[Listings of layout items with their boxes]
--- start ---
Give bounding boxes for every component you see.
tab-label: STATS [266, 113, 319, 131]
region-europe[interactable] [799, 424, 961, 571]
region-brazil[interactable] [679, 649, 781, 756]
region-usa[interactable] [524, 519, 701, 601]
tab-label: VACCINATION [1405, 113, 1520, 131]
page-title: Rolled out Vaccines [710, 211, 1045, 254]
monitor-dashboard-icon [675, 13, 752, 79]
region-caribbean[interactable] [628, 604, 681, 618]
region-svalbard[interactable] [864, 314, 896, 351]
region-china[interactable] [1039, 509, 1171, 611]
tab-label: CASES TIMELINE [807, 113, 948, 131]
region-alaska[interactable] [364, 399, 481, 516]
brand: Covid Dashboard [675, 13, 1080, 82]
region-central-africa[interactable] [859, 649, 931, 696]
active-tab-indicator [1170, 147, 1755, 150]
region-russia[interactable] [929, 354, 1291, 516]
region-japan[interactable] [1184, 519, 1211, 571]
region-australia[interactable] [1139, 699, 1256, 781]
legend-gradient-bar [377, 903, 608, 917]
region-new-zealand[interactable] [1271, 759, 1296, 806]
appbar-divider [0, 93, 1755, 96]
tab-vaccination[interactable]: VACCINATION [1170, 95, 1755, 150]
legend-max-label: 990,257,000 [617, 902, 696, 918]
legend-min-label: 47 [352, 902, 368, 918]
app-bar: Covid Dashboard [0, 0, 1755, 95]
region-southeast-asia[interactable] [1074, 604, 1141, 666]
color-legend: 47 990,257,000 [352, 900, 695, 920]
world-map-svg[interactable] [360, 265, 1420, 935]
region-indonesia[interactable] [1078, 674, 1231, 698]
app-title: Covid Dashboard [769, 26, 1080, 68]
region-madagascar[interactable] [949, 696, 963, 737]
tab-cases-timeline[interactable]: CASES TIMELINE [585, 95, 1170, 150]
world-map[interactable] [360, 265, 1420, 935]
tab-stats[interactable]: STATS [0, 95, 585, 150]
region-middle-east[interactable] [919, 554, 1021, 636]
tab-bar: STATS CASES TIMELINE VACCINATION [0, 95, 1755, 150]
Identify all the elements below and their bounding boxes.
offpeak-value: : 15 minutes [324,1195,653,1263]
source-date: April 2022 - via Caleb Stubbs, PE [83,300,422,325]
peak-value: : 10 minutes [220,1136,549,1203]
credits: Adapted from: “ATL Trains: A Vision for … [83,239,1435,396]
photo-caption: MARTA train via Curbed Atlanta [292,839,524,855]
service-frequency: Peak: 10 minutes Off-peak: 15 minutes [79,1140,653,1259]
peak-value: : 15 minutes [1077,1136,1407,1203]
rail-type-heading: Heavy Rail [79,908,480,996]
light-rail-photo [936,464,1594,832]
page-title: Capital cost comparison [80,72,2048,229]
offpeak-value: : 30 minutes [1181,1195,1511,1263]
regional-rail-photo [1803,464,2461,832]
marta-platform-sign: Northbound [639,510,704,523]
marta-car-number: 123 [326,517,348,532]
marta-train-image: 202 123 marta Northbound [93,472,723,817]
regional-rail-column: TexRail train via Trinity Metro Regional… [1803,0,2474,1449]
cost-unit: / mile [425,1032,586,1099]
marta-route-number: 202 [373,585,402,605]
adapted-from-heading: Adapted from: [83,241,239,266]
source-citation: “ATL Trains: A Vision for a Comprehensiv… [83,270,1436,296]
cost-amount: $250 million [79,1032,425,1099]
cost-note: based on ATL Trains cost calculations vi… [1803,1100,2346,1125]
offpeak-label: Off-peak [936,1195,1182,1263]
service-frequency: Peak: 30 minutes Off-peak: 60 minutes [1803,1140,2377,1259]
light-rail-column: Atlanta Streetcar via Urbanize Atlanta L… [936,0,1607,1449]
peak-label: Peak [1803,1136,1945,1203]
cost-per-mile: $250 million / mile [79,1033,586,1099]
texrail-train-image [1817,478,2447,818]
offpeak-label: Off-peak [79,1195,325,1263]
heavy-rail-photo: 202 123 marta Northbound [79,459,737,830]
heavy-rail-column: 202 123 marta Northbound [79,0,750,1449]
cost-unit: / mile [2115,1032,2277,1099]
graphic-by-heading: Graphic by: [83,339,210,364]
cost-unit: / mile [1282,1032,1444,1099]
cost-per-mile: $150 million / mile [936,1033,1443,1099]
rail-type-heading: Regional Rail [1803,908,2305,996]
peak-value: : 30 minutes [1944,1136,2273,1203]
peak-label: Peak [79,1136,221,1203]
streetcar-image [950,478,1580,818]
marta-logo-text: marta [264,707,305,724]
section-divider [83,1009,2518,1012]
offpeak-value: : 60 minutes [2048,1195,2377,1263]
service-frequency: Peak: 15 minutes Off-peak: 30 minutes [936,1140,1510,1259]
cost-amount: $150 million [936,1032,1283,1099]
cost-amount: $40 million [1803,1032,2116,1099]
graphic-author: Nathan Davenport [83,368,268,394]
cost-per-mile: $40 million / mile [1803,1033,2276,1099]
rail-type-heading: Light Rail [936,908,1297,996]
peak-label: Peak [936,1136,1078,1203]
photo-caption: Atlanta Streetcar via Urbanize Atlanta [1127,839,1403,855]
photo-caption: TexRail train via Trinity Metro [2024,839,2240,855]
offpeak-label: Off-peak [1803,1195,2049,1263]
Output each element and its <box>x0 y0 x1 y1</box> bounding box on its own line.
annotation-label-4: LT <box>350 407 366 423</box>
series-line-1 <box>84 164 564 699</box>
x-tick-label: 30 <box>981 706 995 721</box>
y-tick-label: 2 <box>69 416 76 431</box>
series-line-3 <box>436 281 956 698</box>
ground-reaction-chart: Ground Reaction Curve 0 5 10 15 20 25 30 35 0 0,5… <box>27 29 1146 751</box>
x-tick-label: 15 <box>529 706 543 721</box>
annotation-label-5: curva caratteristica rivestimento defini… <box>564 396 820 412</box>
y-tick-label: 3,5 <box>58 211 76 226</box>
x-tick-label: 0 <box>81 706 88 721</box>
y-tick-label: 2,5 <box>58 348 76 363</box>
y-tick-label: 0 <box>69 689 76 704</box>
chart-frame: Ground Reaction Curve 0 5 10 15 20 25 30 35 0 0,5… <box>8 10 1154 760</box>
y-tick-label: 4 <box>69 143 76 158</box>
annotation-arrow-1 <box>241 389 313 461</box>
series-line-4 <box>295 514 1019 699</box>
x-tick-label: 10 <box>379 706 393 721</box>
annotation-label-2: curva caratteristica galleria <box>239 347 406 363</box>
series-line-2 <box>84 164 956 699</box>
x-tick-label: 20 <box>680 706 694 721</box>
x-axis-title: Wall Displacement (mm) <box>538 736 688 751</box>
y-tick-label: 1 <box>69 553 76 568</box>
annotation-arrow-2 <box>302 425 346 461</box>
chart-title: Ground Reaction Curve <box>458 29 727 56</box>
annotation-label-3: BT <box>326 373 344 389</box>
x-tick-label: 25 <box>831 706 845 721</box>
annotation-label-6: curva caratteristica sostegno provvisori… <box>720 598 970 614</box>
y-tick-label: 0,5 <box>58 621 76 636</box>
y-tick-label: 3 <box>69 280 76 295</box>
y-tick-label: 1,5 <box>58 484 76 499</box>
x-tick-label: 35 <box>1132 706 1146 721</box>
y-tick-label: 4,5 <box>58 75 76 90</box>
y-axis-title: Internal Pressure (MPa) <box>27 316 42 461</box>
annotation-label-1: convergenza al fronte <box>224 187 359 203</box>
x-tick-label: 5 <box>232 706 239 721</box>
--- end ---
What to produce: Turn every line of the data above into a Markdown table with two columns, "Row" for the row number and "Text" for the line itself. Leave out any blank lines.

Result of this task:
| Row | Text |
|---|---|
| 1 | Give bounding boxes for every component you see. |
| 2 | tab-label: STATS [266, 113, 319, 131] |
| 3 | region-europe[interactable] [799, 424, 961, 571] |
| 4 | region-brazil[interactable] [679, 649, 781, 756] |
| 5 | region-usa[interactable] [524, 519, 701, 601] |
| 6 | tab-label: VACCINATION [1405, 113, 1520, 131] |
| 7 | page-title: Rolled out Vaccines [710, 211, 1045, 254] |
| 8 | monitor-dashboard-icon [675, 13, 752, 79] |
| 9 | region-caribbean[interactable] [628, 604, 681, 618] |
| 10 | region-svalbard[interactable] [864, 314, 896, 351] |
| 11 | region-china[interactable] [1039, 509, 1171, 611] |
| 12 | tab-label: CASES TIMELINE [807, 113, 948, 131] |
| 13 | region-alaska[interactable] [364, 399, 481, 516] |
| 14 | brand: Covid Dashboard [675, 13, 1080, 82] |
| 15 | region-central-africa[interactable] [859, 649, 931, 696] |
| 16 | active-tab-indicator [1170, 147, 1755, 150] |
| 17 | region-russia[interactable] [929, 354, 1291, 516] |
| 18 | region-japan[interactable] [1184, 519, 1211, 571] |
| 19 | region-australia[interactable] [1139, 699, 1256, 781] |
| 20 | legend-gradient-bar [377, 903, 608, 917] |
| 21 | region-new-zealand[interactable] [1271, 759, 1296, 806] |
| 22 | appbar-divider [0, 93, 1755, 96] |
| 23 | tab-vaccination[interactable]: VACCINATION [1170, 95, 1755, 150] |
| 24 | legend-max-label: 990,257,000 [617, 902, 696, 918] |
| 25 | legend-min-label: 47 [352, 902, 368, 918] |
| 26 | app-bar: Covid Dashboard [0, 0, 1755, 95] |
| 27 | region-southeast-asia[interactable] [1074, 604, 1141, 666] |
| 28 | color-legend: 47 990,257,000 [352, 900, 695, 920] |
| 29 | world-map-svg[interactable] [360, 265, 1420, 935] |
| 30 | region-indonesia[interactable] [1078, 674, 1231, 698] |
| 31 | app-title: Covid Dashboard [769, 26, 1080, 68] |
| 32 | region-madagascar[interactable] [949, 696, 963, 737] |
| 33 | tab-cases-timeline[interactable]: CASES TIMELINE [585, 95, 1170, 150] |
| 34 | world-map[interactable] [360, 265, 1420, 935] |
| 35 | tab-stats[interactable]: STATS [0, 95, 585, 150] |
| 36 | region-middle-east[interactable] [919, 554, 1021, 636] |
| 37 | tab-bar: STATS CASES TIMELINE VACCINATION [0, 95, 1755, 150] |
| 38 | Identify all the elements below and their bounding boxes. |
| 39 | offpeak-value: : 15 minutes [324,1195,653,1263] |
| 40 | source-date: April 2022 - via Caleb Stubbs, PE [83,300,422,325] |
| 41 | peak-value: : 10 minutes [220,1136,549,1203] |
| 42 | credits: Adapted from: “ATL Trains: A Vision for … [83,239,1435,396] |
| 43 | photo-caption: MARTA train via Curbed Atlanta [292,839,524,855] |
| 44 | service-frequency: Peak: 10 minutes Off-peak: 15 minutes [79,1140,653,1259] |
| 45 | peak-value: : 15 minutes [1077,1136,1407,1203] |
| 46 | rail-type-heading: Heavy Rail [79,908,480,996] |
| 47 | light-rail-photo [936,464,1594,832] |
| 48 | page-title: Capital cost comparison [80,72,2048,229] |
| 49 | offpeak-value: : 30 minutes [1181,1195,1511,1263] |
| 50 | regional-rail-photo [1803,464,2461,832] |
| 51 | marta-platform-sign: Northbound [639,510,704,523] |
| 52 | marta-car-number: 123 [326,517,348,532] |
| 53 | marta-train-image: 202 123 marta Northbound [93,472,723,817] |
| 54 | regional-rail-column: TexRail train via Trinity Metro Regional… [1803,0,2474,1449] |
| 55 | cost-unit: / mile [425,1032,586,1099] |
| 56 | marta-route-number: 202 [373,585,402,605] |
| 57 | adapted-from-heading: Adapted from: [83,241,239,266] |
| 58 | source-citation: “ATL Trains: A Vision for a Comprehensiv… [83,270,1436,296] |
| 59 | cost-amount: $250 million [79,1032,425,1099] |
| 60 | cost-note: based on ATL Trains cost calculations vi… [1803,1100,2346,1125] |
| 61 | offpeak-label: Off-peak [936,1195,1182,1263] |
| 62 | service-frequency: Peak: 30 minutes Off-peak: 60 minutes [1803,1140,2377,1259] |
| 63 | light-rail-column: Atlanta Streetcar via Urbanize Atlanta L… [936,0,1607,1449] |
| 64 | peak-label: Peak [1803,1136,1945,1203] |
| 65 | cost-per-mile: $250 million / mile [79,1033,586,1099] |
| 66 | texrail-train-image [1817,478,2447,818] |
| 67 | offpeak-label: Off-peak [79,1195,325,1263] |
| 68 | heavy-rail-photo: 202 123 marta Northbound [79,459,737,830] |
| 69 | heavy-rail-column: 202 123 marta Northbound [79,0,750,1449] |
| 70 | cost-unit: / mile [2115,1032,2277,1099] |
| 71 | graphic-by-heading: Graphic by: [83,339,210,364] |
| 72 | cost-unit: / mile [1282,1032,1444,1099] |
| 73 | cost-per-mile: $150 million / mile [936,1033,1443,1099] |
| 74 | rail-type-heading: Regional Rail [1803,908,2305,996] |
| 75 | peak-value: : 30 minutes [1944,1136,2273,1203] |
| 76 | peak-label: Peak [79,1136,221,1203] |
| 77 | streetcar-image [950,478,1580,818] |
| 78 | marta-logo-text: marta [264,707,305,724] |
| 79 | section-divider [83,1009,2518,1012] |
| 80 | offpeak-value: : 60 minutes [2048,1195,2377,1263] |
| 81 | service-frequency: Peak: 15 minutes Off-peak: 30 minutes [936,1140,1510,1259] |
| 82 | cost-amount: $150 million [936,1032,1283,1099] |
| 83 | cost-amount: $40 million [1803,1032,2116,1099] |
| 84 | graphic-author: Nathan Davenport [83,368,268,394] |
| 85 | cost-per-mile: $40 million / mile [1803,1033,2276,1099] |
| 86 | rail-type-heading: Light Rail [936,908,1297,996] |
| 87 | peak-label: Peak [936,1136,1078,1203] |
| 88 | photo-caption: Atlanta Streetcar via Urbanize Atlanta [1127,839,1403,855] |
| 89 | photo-caption: TexRail train via Trinity Metro [2024,839,2240,855] |
| 90 | offpeak-label: Off-peak [1803,1195,2049,1263] |
| 91 | Output each element and its <box>x0 y0 x1 y1</box> bounding box on its own line. |
| 92 | annotation-label-4: LT <box>350 407 366 423</box> |
| 93 | series-line-1 <box>84 164 564 699</box> |
| 94 | x-tick-label: 30 <box>981 706 995 721</box> |
| 95 | y-tick-label: 2 <box>69 416 76 431</box> |
| 96 | series-line-3 <box>436 281 956 698</box> |
| 97 | ground-reaction-chart: Ground Reaction Curve 0 5 10 15 20 25 30 35 0 0,5… <box>27 29 1146 751</box> |
| 98 | x-tick-label: 15 <box>529 706 543 721</box> |
| 99 | annotation-label-5: curva caratteristica rivestimento defini… <box>564 396 820 412</box> |
| 100 | y-tick-label: 3,5 <box>58 211 76 226</box> |
| 101 | x-tick-label: 0 <box>81 706 88 721</box> |
| 102 | y-tick-label: 2,5 <box>58 348 76 363</box> |
| 103 | y-tick-label: 0 <box>69 689 76 704</box> |
| 104 | chart-frame: Ground Reaction Curve 0 5 10 15 20 25 30 35 0 0,5… <box>8 10 1154 760</box> |
| 105 | y-tick-label: 4 <box>69 143 76 158</box> |
| 106 | annotation-arrow-1 <box>241 389 313 461</box> |
| 107 | series-line-4 <box>295 514 1019 699</box> |
| 108 | x-tick-label: 10 <box>379 706 393 721</box> |
| 109 | annotation-label-2: curva caratteristica galleria <box>239 347 406 363</box> |
| 110 | series-line-2 <box>84 164 956 699</box> |
| 111 | x-tick-label: 20 <box>680 706 694 721</box> |
| 112 | x-axis-title: Wall Displacement (mm) <box>538 736 688 751</box> |
| 113 | y-tick-label: 1 <box>69 553 76 568</box> |
| 114 | annotation-arrow-2 <box>302 425 346 461</box> |
| 115 | chart-title: Ground Reaction Curve <box>458 29 727 56</box> |
| 116 | annotation-label-3: BT <box>326 373 344 389</box> |
| 117 | x-tick-label: 25 <box>831 706 845 721</box> |
| 118 | annotation-label-6: curva caratteristica sostegno provvisori… <box>720 598 970 614</box> |
| 119 | y-tick-label: 0,5 <box>58 621 76 636</box> |
| 120 | y-tick-label: 3 <box>69 280 76 295</box> |
| 121 | y-tick-label: 1,5 <box>58 484 76 499</box> |
| 122 | x-tick-label: 35 <box>1132 706 1146 721</box> |
| 123 | y-tick-label: 4,5 <box>58 75 76 90</box> |
| 124 | y-axis-title: Internal Pressure (MPa) <box>27 316 42 461</box> |
| 125 | annotation-label-1: convergenza al fronte <box>224 187 359 203</box> |
| 126 | x-tick-label: 5 <box>232 706 239 721</box> |